To be done
Search the material below for the string "两广总督卢坤得出这样的认识" and extract each line that has it.
┄┄┄┄┄┄┄┄┄┄
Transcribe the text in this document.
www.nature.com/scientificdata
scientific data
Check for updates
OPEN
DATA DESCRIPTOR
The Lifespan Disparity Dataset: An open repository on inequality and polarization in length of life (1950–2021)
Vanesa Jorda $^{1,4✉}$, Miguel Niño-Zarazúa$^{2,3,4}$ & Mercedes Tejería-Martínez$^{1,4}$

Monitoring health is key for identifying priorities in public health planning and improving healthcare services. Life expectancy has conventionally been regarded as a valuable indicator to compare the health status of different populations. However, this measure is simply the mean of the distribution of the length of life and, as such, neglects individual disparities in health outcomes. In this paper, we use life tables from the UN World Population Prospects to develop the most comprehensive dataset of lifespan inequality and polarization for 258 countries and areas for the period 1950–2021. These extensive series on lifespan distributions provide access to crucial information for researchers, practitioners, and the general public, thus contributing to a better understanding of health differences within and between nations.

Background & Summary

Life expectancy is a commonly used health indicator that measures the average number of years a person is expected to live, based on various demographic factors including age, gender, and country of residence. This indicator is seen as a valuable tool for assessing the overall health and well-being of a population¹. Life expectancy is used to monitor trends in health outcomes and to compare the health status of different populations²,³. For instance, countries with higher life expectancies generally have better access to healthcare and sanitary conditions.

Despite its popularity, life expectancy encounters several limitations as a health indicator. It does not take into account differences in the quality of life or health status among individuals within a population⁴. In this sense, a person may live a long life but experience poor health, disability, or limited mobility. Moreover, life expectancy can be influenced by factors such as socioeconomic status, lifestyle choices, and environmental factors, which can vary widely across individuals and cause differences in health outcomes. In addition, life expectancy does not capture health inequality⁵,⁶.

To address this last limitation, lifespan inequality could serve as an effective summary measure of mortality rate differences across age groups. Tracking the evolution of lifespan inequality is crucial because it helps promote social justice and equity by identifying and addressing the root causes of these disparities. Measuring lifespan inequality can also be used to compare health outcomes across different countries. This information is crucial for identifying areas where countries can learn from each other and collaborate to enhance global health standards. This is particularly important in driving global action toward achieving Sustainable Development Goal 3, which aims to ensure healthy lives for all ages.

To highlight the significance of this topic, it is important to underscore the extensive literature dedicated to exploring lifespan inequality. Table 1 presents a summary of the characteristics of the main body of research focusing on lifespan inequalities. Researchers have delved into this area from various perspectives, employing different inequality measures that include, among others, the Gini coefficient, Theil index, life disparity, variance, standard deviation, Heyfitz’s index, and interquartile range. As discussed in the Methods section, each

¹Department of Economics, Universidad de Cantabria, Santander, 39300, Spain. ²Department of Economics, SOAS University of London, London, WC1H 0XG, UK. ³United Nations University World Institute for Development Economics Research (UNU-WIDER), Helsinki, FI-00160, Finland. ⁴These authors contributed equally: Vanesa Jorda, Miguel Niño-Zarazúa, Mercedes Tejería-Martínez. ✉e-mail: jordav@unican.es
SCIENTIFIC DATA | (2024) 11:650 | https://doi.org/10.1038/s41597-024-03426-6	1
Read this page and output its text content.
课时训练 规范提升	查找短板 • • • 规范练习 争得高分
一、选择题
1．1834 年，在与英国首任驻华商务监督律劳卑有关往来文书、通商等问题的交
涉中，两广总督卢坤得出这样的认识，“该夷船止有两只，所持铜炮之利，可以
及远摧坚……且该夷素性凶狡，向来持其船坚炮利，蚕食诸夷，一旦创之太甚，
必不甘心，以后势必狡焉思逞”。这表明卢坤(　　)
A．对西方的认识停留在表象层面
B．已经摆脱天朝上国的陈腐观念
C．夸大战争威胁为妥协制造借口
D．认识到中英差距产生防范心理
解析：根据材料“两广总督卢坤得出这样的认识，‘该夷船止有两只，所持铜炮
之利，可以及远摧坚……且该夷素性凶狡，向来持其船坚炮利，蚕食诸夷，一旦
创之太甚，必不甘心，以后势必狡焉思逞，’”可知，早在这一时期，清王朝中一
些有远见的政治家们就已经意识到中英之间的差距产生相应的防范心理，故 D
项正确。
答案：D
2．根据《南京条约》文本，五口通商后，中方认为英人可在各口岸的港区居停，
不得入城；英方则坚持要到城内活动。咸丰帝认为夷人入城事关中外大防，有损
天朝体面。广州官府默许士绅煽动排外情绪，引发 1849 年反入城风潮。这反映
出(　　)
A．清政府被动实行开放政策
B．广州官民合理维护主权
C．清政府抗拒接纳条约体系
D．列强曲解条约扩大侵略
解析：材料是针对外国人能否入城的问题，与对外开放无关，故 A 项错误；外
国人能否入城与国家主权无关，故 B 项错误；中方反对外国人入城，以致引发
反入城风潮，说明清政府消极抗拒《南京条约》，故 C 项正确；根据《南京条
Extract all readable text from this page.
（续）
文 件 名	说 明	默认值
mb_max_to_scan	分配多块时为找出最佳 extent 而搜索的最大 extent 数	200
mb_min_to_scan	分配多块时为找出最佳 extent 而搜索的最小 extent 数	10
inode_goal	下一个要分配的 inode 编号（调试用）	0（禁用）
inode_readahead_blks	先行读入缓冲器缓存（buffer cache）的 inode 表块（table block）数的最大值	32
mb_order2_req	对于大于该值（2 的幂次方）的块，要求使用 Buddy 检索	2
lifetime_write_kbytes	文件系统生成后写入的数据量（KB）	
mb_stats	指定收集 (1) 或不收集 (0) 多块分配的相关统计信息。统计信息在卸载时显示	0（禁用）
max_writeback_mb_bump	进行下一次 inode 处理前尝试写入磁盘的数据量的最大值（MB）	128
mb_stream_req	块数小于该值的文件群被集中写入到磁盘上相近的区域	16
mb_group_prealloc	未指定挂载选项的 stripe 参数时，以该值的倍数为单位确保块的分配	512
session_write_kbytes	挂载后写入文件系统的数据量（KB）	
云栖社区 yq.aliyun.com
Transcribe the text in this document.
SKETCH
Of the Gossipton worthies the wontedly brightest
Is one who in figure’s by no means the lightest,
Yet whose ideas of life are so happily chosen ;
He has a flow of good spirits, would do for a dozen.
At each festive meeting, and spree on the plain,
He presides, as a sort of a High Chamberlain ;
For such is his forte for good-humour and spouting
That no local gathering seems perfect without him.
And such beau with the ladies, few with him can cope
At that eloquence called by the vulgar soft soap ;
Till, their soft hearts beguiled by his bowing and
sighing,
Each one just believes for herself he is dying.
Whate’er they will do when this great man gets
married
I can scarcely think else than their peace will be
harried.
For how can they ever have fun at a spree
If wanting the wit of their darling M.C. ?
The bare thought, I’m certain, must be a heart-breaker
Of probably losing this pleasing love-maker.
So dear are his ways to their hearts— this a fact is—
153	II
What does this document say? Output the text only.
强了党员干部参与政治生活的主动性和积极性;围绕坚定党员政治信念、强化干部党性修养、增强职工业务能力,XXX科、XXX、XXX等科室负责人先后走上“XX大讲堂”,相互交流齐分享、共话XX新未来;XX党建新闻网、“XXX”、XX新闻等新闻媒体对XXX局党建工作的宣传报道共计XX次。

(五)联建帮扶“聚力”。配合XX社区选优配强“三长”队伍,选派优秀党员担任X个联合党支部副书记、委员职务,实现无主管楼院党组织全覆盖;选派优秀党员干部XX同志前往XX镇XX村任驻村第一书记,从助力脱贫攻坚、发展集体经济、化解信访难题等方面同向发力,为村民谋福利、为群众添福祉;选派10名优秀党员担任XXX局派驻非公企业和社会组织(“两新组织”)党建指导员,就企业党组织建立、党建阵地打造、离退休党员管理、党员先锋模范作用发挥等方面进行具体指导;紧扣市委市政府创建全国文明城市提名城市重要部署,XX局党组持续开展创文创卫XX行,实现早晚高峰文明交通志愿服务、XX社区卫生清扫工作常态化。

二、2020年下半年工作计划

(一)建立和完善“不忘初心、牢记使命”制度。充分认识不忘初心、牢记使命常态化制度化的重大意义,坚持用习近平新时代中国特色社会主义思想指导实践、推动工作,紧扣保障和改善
┄┄┄┄┄┄┄┄┄┄
Task answer
涉中，两广总督卢坤得出这样的认识，“该夷船止有两只，所持铜炮之利，可以
解析：根据材料“两广总督卢坤得出这样的认识，‘该夷船止有两只，所持铜炮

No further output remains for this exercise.